Copy out the entries starting at the line containing "Itemize the components" and ending at the line containing "instruction-panel: Complete this", including both of those lines.

### Given data
----------
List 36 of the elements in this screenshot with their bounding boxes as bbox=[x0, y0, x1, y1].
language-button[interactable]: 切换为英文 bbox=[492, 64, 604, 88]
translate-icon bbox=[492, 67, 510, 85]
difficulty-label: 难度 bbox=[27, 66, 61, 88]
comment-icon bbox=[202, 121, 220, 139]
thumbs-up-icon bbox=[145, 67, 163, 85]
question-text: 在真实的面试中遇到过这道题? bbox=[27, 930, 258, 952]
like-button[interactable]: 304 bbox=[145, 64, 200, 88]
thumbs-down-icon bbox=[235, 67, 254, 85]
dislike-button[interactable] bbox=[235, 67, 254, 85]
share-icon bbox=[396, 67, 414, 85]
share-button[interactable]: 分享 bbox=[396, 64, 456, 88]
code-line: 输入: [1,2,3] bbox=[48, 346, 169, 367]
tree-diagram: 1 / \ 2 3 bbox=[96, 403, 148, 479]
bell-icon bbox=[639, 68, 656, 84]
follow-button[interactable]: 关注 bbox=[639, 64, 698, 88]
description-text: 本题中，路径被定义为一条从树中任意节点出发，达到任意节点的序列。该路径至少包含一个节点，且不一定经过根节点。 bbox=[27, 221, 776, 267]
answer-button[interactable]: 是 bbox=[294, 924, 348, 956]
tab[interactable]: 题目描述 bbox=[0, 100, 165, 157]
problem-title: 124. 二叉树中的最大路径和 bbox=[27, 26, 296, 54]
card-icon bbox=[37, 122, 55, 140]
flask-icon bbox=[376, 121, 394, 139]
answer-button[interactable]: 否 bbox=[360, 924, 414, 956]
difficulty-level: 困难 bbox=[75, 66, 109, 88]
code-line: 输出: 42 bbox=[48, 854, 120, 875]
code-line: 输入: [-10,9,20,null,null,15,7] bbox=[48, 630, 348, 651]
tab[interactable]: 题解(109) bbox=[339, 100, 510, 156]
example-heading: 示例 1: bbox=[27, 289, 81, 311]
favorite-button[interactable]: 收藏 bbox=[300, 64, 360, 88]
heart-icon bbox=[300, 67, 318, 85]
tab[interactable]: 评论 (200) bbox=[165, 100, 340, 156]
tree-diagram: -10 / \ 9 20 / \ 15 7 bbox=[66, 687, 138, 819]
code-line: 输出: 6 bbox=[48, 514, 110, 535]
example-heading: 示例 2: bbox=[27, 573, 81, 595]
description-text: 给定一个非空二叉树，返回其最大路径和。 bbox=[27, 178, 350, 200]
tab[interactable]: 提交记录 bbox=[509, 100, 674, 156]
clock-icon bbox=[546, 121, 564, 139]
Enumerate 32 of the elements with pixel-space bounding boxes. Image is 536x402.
----------
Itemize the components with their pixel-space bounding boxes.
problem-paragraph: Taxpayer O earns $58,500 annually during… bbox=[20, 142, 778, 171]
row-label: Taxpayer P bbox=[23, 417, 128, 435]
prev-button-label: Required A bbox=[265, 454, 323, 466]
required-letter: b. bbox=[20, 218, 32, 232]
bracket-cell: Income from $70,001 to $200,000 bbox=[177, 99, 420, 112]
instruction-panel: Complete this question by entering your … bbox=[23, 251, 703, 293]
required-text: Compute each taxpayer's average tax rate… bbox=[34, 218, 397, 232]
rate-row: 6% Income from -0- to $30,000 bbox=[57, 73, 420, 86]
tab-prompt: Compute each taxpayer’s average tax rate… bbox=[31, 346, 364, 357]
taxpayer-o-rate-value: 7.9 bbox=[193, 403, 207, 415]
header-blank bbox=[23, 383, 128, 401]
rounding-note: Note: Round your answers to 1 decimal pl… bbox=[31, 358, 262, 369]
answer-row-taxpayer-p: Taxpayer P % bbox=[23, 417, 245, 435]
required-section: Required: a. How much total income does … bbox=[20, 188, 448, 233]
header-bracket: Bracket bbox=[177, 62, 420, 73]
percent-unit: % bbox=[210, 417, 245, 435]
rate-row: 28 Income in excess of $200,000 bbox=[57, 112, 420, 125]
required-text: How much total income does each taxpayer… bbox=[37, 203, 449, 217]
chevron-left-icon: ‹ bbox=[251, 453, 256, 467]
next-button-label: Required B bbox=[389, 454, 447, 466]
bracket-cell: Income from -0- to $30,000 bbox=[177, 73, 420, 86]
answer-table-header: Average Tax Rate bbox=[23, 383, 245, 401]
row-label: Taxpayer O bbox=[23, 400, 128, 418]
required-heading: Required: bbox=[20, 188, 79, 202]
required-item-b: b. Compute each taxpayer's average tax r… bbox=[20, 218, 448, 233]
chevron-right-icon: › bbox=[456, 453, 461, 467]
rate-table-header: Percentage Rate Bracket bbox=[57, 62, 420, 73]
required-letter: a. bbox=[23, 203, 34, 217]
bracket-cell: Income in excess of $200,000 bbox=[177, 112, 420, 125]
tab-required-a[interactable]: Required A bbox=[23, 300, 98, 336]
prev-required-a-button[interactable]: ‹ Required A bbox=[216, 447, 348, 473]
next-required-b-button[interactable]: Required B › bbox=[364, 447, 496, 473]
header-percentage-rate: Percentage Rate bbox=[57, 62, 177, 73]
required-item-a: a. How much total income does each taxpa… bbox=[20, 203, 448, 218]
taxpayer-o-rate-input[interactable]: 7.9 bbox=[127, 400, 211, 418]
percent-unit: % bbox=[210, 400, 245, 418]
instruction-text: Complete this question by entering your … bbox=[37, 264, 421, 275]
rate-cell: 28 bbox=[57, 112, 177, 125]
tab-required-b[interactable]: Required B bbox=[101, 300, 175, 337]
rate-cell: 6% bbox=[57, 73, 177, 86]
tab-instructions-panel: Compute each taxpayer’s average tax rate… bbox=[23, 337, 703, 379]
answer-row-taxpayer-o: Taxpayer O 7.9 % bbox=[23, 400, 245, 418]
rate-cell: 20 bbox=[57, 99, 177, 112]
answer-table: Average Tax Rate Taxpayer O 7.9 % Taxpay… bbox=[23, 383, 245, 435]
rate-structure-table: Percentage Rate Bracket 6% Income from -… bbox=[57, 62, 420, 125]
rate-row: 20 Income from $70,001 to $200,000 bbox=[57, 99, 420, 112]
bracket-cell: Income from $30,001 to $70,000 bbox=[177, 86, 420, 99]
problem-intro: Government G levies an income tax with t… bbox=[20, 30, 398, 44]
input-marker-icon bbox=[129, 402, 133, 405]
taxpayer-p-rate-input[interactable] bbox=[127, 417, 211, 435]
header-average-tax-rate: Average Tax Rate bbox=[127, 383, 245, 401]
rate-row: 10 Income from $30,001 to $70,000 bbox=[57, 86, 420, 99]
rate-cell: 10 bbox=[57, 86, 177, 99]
----------
### Exercise output
Itemize the components with their pixel-space bounding boxes.
problem-paragraph: Taxpayer O earns $58,500 annually during… bbox=[20, 142, 778, 171]
row-label: Taxpayer P bbox=[23, 417, 128, 435]
prev-button-label: Required A bbox=[265, 454, 323, 466]
required-letter: b. bbox=[20, 218, 32, 232]
bracket-cell: Income from $70,001 to $200,000 bbox=[177, 99, 420, 112]
instruction-panel: Complete this question by entering your … bbox=[23, 251, 703, 293]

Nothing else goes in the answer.